--- BEGIN Data records ---

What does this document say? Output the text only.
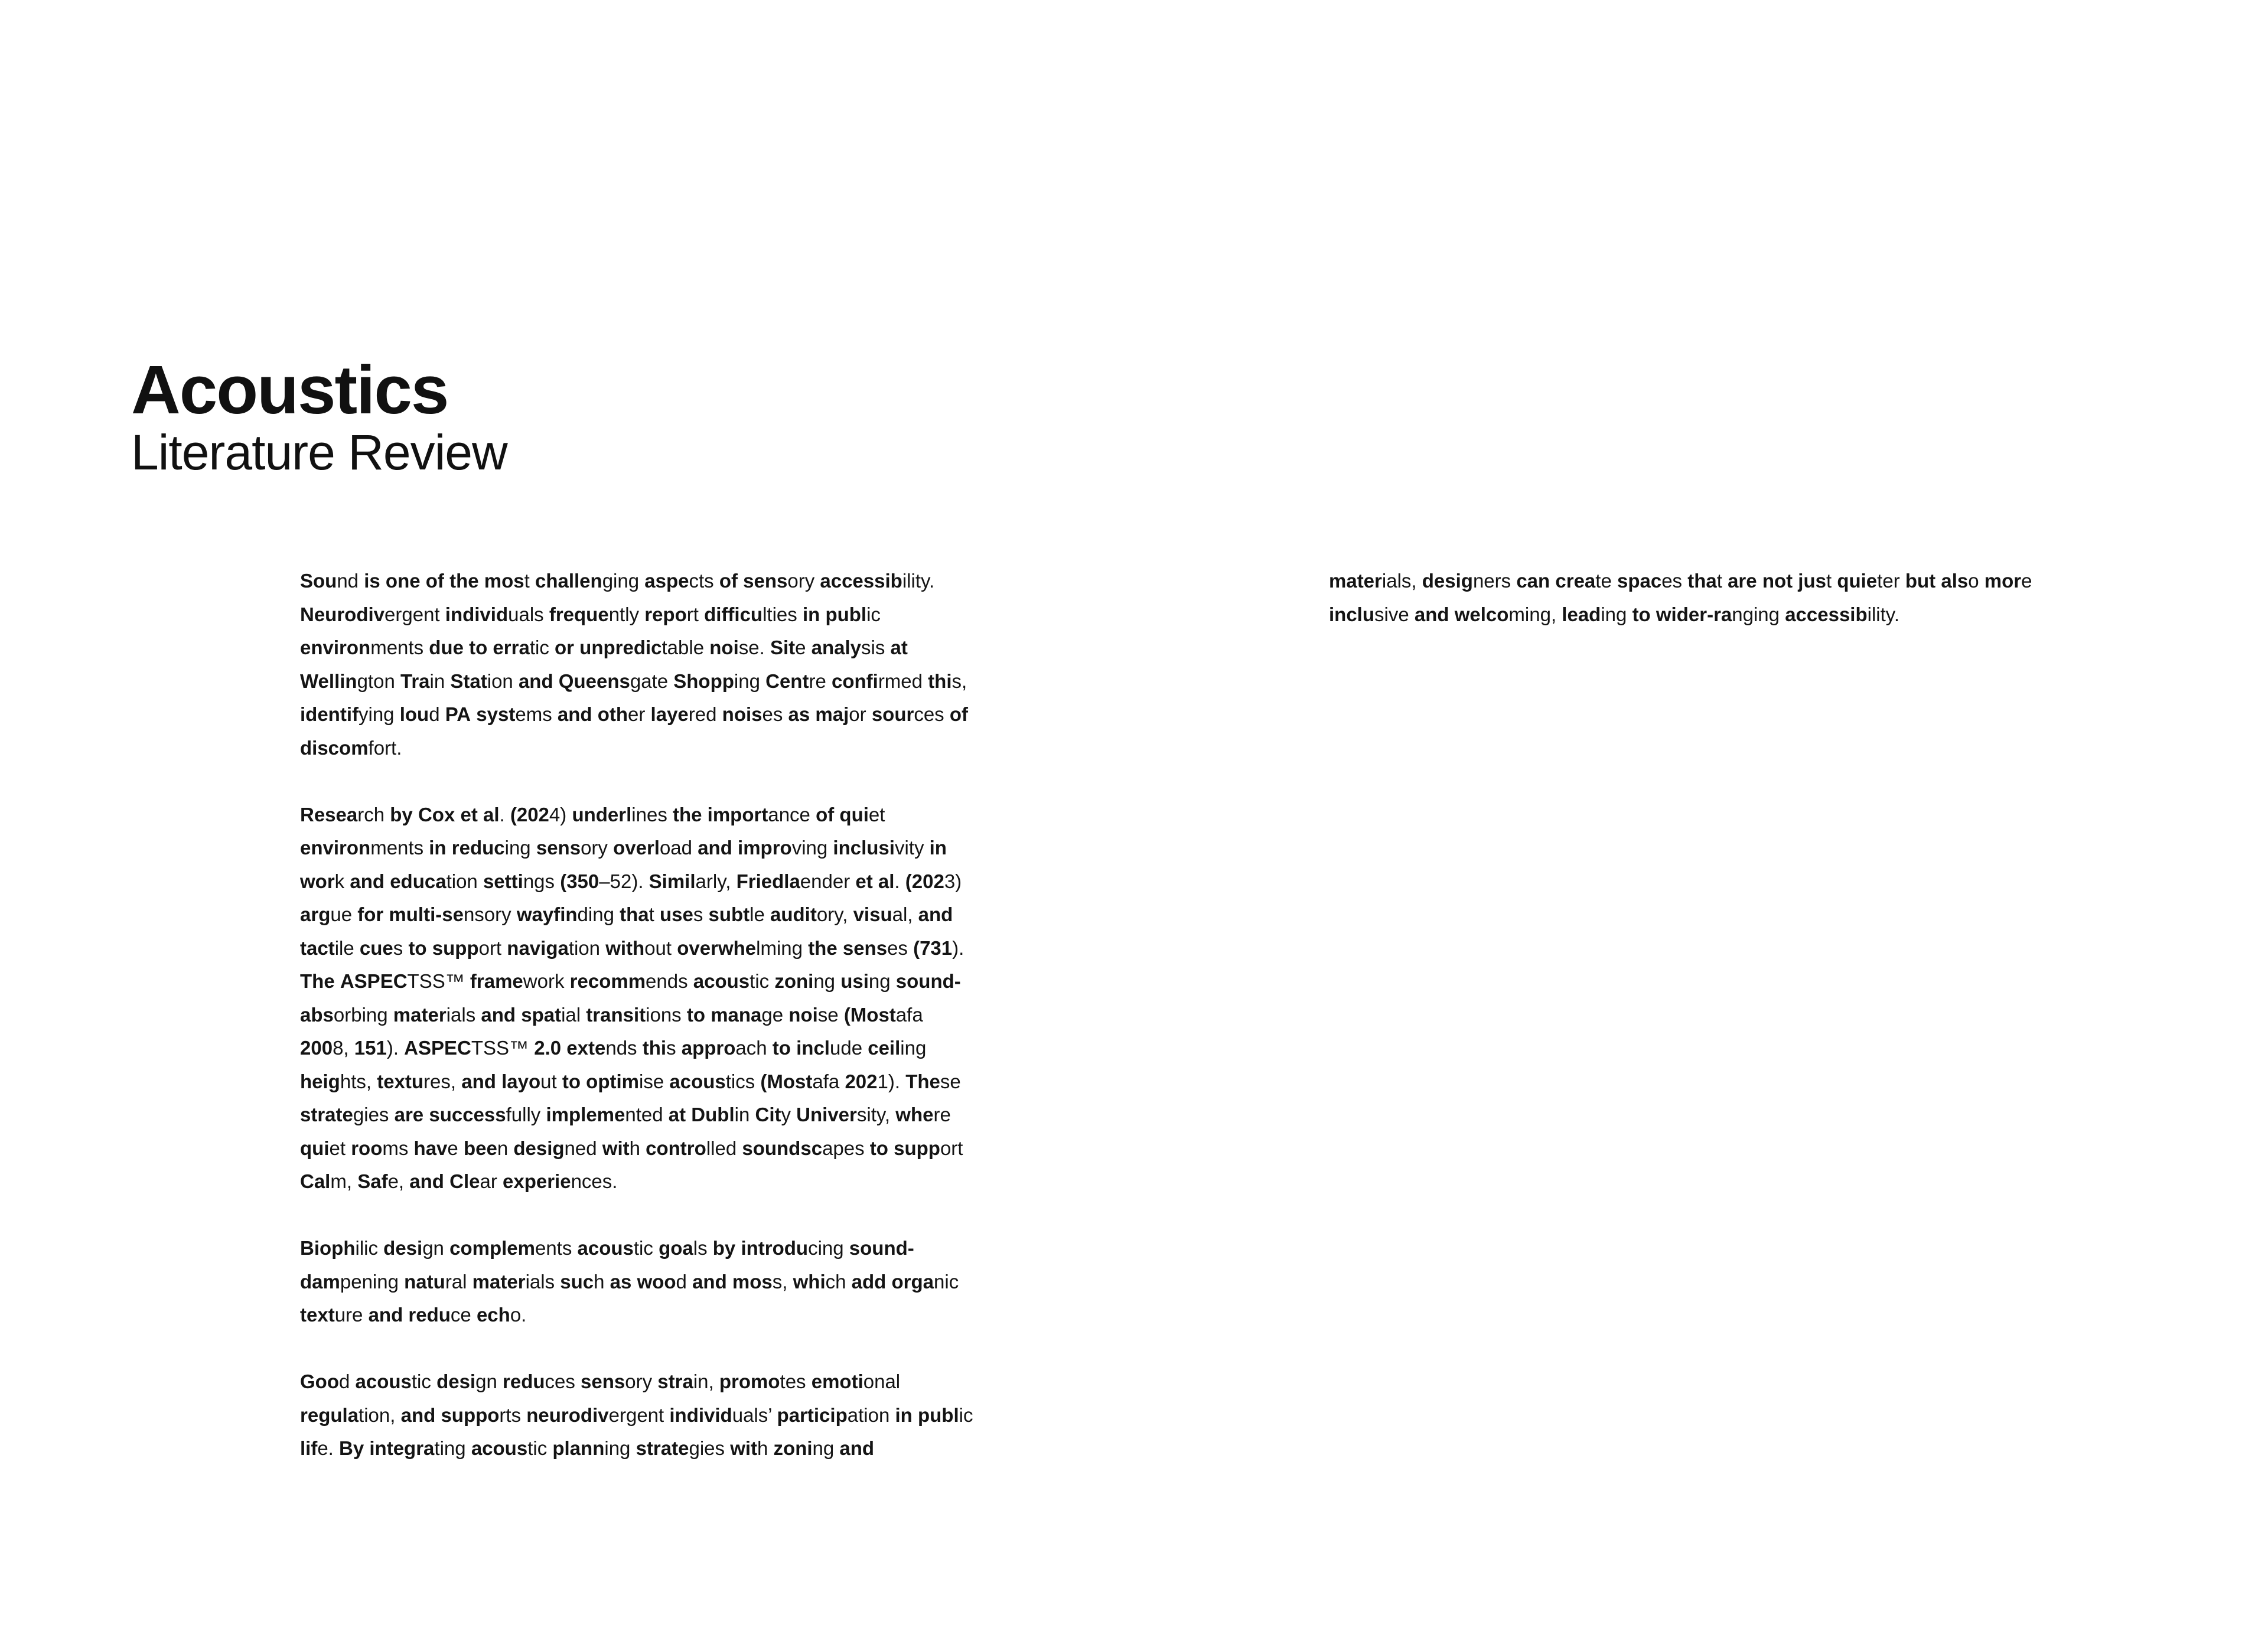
Acoustics
Literature Review

Sound is one of the most challenging aspects of sensory accessibility. Neurodivergent individuals frequently report difficulties in public environments due to erratic or unpredictable noise. Site analysis at Wellington Train Station and Queensgate Shopping Centre confirmed this, identifying loud PA systems and other layered noises as major sources of discomfort.

Research by Cox et al. (2024) underlines the importance of quiet environments in reducing sensory overload and improving inclusivity in work and education settings (350–52). Similarly, Friedlaender et al. (2023) argue for multi-sensory wayfinding that uses subtle auditory, visual, and tactile cues to support navigation without overwhelming the senses (731).

The ASPECTSS™ framework recommends acoustic zoning using sound-absorbing materials and spatial transitions to manage noise (Mostafa 2008, 151). ASPECTSS™ 2.0 extends this approach to include ceiling heights, textures, and layout to optimise acoustics (Mostafa 2021). These strategies are successfully implemented at Dublin City University, where quiet rooms have been designed with controlled soundscapes to support Calm, Safe, and Clear experiences.

Biophilic design complements acoustic goals by introducing sound-dampening natural materials such as wood and moss, which add organic texture and reduce echo.

Good acoustic design reduces sensory strain, promotes emotional regulation, and supports neurodivergent individuals’ participation in public life. By integrating acoustic planning strategies with zoning and

materials, designers can create spaces that are not just quieter but also more inclusive and welcoming, leading to wider-ranging accessibility.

--- END Data records ---

- Prompt:
In the entries above, find the lines containing the word "strategies" and say how many there are, with no other words.

- Output of the task:
2